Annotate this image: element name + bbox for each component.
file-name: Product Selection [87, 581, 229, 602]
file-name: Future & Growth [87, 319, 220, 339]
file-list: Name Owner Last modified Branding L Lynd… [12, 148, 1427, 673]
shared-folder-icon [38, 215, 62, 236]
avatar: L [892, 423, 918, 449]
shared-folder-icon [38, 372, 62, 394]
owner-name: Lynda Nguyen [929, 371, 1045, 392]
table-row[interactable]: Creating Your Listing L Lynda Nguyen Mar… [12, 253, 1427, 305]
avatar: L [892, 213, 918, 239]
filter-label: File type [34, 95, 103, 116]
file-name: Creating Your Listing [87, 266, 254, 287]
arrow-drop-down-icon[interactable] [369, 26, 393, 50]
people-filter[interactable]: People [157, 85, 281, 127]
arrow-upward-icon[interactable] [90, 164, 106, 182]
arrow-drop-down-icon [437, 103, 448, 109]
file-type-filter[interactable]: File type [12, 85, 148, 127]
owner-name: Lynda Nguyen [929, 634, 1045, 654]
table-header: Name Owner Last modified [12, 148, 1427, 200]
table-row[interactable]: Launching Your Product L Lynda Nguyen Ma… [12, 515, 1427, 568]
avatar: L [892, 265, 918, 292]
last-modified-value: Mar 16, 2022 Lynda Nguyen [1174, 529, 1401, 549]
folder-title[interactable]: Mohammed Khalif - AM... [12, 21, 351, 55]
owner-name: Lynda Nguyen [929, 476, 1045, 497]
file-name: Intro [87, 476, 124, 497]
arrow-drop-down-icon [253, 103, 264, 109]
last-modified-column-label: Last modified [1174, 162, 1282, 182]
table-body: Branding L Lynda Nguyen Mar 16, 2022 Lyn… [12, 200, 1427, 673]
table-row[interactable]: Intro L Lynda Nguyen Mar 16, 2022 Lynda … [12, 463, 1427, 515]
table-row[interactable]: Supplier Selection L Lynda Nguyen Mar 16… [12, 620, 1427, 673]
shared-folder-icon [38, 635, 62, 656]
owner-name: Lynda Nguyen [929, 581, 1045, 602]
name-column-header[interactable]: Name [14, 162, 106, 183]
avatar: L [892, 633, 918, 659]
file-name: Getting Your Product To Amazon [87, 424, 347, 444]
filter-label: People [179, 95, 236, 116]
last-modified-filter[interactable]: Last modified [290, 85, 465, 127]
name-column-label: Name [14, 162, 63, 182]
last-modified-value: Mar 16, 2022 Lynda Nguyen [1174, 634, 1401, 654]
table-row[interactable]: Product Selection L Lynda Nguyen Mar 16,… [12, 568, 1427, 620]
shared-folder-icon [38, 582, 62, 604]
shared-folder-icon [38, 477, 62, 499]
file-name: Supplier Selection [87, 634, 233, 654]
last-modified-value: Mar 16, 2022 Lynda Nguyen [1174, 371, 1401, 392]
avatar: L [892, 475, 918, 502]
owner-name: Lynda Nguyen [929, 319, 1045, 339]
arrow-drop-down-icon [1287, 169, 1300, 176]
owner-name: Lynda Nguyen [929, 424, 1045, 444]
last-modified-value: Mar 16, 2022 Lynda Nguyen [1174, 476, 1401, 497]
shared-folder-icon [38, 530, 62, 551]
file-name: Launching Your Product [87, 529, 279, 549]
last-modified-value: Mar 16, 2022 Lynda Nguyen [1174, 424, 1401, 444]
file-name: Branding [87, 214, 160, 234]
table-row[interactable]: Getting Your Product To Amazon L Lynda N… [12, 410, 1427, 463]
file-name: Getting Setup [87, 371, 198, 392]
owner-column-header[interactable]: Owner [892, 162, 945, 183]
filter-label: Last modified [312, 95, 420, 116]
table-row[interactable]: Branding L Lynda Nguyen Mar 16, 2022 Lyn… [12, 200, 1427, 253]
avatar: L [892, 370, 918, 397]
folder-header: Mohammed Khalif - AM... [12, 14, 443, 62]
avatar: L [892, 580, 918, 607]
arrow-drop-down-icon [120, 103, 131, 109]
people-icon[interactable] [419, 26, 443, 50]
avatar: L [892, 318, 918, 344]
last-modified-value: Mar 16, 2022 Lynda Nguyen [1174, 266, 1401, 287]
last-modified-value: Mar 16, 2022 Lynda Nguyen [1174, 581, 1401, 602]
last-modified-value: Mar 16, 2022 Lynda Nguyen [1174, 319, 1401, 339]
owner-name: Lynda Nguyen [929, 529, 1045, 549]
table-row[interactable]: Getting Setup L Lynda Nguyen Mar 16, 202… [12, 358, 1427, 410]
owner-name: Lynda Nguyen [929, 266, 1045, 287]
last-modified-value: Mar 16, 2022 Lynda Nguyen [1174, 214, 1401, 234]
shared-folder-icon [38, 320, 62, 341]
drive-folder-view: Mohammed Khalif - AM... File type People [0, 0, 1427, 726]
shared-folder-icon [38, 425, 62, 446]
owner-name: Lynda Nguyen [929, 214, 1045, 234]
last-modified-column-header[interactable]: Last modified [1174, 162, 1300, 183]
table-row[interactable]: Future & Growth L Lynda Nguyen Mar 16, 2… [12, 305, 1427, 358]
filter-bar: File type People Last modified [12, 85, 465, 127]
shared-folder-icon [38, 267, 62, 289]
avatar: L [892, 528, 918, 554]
====================
What you have to do: Return, word for word, the part of the records that opens with their very first line and closes with the line containing "file-name: Creating Your", with both of those lines included.

Result:
Annotate this image: element name + bbox for each component.
file-name: Product Selection [87, 581, 229, 602]
file-name: Future & Growth [87, 319, 220, 339]
file-list: Name Owner Last modified Branding L Lynd… [12, 148, 1427, 673]
shared-folder-icon [38, 215, 62, 236]
avatar: L [892, 423, 918, 449]
shared-folder-icon [38, 372, 62, 394]
owner-name: Lynda Nguyen [929, 371, 1045, 392]
table-row[interactable]: Creating Your Listing L Lynda Nguyen Mar… [12, 253, 1427, 305]
avatar: L [892, 213, 918, 239]
filter-label: File type [34, 95, 103, 116]
file-name: Creating Your Listing [87, 266, 254, 287]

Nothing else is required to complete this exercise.